▶ _Task instructions_:
All of the records below must be output exactly, with no pictures carried over.

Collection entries

◆ ◆ ◆

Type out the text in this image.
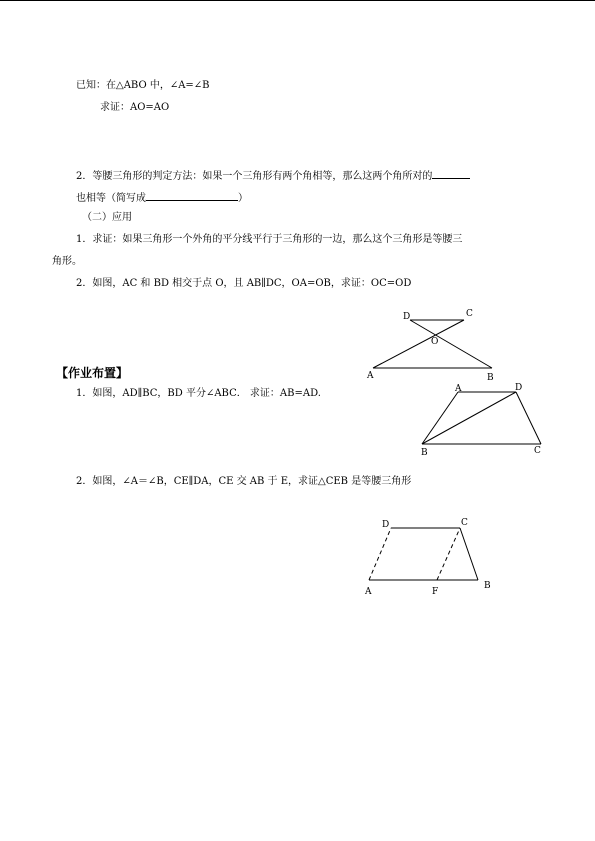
已知：在△ABO 中，∠A=∠B
求证：AO=AO
2．等腰三角形的判定方法：如果一个三角形有两个角相等，那么这两个角所对的
也相等（简写成	）
（二）应用
1．求证：如果三角形一个外角的平分线平行于三角形的一边，那么这个三角形是等腰三
角形。
2．如图，AC 和 BD 相交于点 O，且 AB∥DC，OA=OB，求证：OC=OD
【作业布置】
1．如图，AD∥BC，BD 平分∠ABC． 求证：AB=AD.
2．如图，∠A＝∠B，CE∥DA，CE 交 AB 于 E，求证△CEB 是等腰三角形
D	C
O
A	B
A	D
B	C
D	C
A	F
B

◆ ◆ ◆

▶ _Response to the task_:
Type out the text in this image.
已知：在△ABO 中，∠A=∠B
求证：AO=AO
2．等腰三角形的判定方法：如果一个三角形有两个角相等，那么这两个角所对的
也相等（简写成	）
（二）应用
1．求证：如果三角形一个外角的平分线平行于三角形的一边，那么这个三角形是等腰三
角形。
2．如图，AC 和 BD 相交于点 O，且 AB∥DC，OA=OB，求证：OC=OD
【作业布置】
1．如图，AD∥BC，BD 平分∠ABC． 求证：AB=AD.
2．如图，∠A＝∠B，CE∥DA，CE 交 AB 于 E，求证△CEB 是等腰三角形
D	C
O
A	B
A	D
B	C
D	C
A	F
B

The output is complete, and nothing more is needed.